*Given text*
********
The same thing is applicable to non-XA datasources. They can directly be appended to the connection URL itself in that case.

These all mentioned properties will be set to the mentioned class available in the JDBC driver namely com.mysql.jdbc.jdbc2.optional.MysqlXADataSource using their respective setter methods in this class in both the cases.

In case of using the core JDBC API directly, or connection pooling in Tomcat, for example, they can be set directly to the connection URL (in context.xml)

<Context antiJARLocking="true" path="/path">
    <Resource name="jdbc/pool" 
              auth="Container"
              type="javax.sql.DataSource"
              maxActive="100"
              maxIdle="30"
              maxWait="10000"
              username="root"
              password="password"
              driverClassName="com.mysql.jdbc.Driver"
              url="jdbc:mysql://localhost:3306/database_name?useEncoding=true&amp;characterEncoding=UTF-8&amp;useLegacyDatetimeCode=false&amp;serverTimezone=UTC"/>
</Context>

Additional :

If the target database server is running on a DST-sensible zone and Daylight Saving time (DST) is not turned off, it will cause problems. Better configure the database server also to use a standard time zone which is not affected by DST like UTC or GMT. UTC is usually preferred over GMT but both are similar in this regard. Quoting directly from this link.

If you really prefer to use a local timezone, I recommend at least turning off Daylight Saving Time, because having ambiguous dates in your database can be a real nightmare.
********
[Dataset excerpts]

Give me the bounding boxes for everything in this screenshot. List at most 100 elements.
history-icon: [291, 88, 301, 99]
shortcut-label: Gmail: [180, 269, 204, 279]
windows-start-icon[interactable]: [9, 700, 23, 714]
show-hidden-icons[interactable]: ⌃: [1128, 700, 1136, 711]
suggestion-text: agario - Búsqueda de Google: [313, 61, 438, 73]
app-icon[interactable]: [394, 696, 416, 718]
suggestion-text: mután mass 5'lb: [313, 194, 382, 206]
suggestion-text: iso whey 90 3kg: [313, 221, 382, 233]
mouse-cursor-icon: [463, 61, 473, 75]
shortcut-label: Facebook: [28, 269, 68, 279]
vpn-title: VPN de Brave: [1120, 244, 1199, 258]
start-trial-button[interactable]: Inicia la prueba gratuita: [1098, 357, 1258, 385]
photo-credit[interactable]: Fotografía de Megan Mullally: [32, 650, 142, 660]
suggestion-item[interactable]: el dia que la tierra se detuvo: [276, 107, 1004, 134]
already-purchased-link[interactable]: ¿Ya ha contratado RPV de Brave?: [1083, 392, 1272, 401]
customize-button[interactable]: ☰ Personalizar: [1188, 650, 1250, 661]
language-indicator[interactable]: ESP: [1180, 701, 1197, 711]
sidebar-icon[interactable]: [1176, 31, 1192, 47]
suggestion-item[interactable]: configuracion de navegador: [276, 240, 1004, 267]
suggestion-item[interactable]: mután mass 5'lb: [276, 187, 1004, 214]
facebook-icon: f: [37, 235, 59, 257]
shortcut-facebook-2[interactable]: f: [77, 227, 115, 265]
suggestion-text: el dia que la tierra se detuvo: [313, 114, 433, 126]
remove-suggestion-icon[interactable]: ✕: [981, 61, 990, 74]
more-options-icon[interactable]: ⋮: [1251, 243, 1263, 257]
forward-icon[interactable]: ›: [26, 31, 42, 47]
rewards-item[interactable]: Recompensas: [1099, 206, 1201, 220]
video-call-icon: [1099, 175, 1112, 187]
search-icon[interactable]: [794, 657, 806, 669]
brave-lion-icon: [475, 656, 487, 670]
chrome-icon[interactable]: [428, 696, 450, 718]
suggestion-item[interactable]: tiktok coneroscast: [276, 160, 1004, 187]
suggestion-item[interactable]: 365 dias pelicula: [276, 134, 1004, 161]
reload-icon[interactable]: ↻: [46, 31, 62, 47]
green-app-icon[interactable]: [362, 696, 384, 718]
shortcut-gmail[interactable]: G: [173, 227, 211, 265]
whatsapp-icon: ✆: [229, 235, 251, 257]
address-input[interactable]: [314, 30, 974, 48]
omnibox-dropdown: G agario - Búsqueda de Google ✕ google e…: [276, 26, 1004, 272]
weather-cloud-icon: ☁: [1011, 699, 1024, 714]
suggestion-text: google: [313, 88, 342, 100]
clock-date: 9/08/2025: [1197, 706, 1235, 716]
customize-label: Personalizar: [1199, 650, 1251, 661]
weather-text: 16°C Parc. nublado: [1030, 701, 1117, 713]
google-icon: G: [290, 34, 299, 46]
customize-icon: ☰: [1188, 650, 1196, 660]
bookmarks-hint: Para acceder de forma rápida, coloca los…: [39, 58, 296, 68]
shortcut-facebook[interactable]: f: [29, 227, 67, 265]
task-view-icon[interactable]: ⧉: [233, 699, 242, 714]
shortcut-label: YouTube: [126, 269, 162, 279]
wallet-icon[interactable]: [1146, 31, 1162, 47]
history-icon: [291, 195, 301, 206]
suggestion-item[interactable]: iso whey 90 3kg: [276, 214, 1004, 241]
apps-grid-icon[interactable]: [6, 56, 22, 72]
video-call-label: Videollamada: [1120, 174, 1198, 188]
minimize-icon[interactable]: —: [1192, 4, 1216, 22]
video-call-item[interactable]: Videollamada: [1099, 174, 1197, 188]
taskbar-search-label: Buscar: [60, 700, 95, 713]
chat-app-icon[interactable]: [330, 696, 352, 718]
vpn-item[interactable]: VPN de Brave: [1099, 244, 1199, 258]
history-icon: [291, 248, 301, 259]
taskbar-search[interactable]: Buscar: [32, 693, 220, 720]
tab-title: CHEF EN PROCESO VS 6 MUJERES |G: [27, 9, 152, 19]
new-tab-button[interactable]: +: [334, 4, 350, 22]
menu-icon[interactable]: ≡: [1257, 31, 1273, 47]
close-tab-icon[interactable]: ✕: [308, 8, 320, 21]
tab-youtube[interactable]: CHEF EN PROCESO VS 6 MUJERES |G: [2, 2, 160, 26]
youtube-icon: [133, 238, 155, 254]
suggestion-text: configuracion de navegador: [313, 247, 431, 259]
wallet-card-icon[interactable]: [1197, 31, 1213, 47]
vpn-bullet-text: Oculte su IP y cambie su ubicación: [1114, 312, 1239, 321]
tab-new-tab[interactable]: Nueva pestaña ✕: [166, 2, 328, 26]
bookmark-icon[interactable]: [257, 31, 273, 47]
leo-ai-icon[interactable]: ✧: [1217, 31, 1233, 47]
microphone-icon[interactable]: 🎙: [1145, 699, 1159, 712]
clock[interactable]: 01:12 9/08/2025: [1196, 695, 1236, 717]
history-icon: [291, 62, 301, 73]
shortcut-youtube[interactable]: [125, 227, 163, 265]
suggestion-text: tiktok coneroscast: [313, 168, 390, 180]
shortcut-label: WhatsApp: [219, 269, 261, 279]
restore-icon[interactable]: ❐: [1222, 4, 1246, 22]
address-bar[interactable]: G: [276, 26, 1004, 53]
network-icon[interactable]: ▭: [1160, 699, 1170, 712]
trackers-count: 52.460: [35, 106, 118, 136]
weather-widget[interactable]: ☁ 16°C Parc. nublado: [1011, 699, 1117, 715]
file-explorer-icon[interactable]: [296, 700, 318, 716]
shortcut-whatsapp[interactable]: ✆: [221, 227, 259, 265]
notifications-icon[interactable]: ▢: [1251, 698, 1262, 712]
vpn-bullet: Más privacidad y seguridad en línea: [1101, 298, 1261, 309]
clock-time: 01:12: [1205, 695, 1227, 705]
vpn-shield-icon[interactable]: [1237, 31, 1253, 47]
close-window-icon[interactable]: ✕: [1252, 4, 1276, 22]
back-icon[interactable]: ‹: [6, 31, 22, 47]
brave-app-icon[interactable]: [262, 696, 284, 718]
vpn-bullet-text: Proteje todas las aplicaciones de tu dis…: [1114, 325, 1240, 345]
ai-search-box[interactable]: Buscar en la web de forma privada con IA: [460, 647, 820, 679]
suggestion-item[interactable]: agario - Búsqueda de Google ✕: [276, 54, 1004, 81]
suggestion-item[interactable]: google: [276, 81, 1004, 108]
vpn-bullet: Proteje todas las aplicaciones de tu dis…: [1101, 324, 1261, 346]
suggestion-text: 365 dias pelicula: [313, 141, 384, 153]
********
*Task instructions*
[1] Answer these questions from the text on JDBC connection settings:
(a) Which class in the JDBC driver receives the mentioned properties through its setter methods?
(b) What value does the context.xml example give for maxActive?
(c) Which two standard time zones does the text name as unaffected by DST, and which one is usually preferred?
[2] Pick up the text on JDBC connection settings after its final sentence and continue it.
The listing is separate material that has no connection to the text on JDBC connection settings.

*Answers per task*
[1]
(a) com.mysql.jdbc.jdbc2.optional.MysqlXADataSource
(b) 100
(c) UTC and GMT; UTC is usually preferred.

[2]
For example, if you are building a telephony service and you are using Daylight Saving Time on your database server then you are asking for trouble: there will be no way to tell whether a customer who called from "2008-10-26 02:30:00" to "2008-10-26 02:35:00" actually called for 5 minutes or for 1 hour and 5 minutes (supposing Daylight Saving occurred on Oct. 26th at 3am)!

By the way, I dropped the proprietary converter of EclipseLink, since JPA 2.1 provides its own standard converter which can be ported to a different JPA provider as and when required without a little or no modifications at all. It now looks like the following in which java.util.Date was also replaced by java.sql.Timestamp.

import java.sql.Timestamp;
import javax.persistence.AttributeConverter;
import javax.persistence.Converter;
import org.joda.time.DateTime;
import org.joda.time.DateTimeZone;

@Converter(autoApply = true)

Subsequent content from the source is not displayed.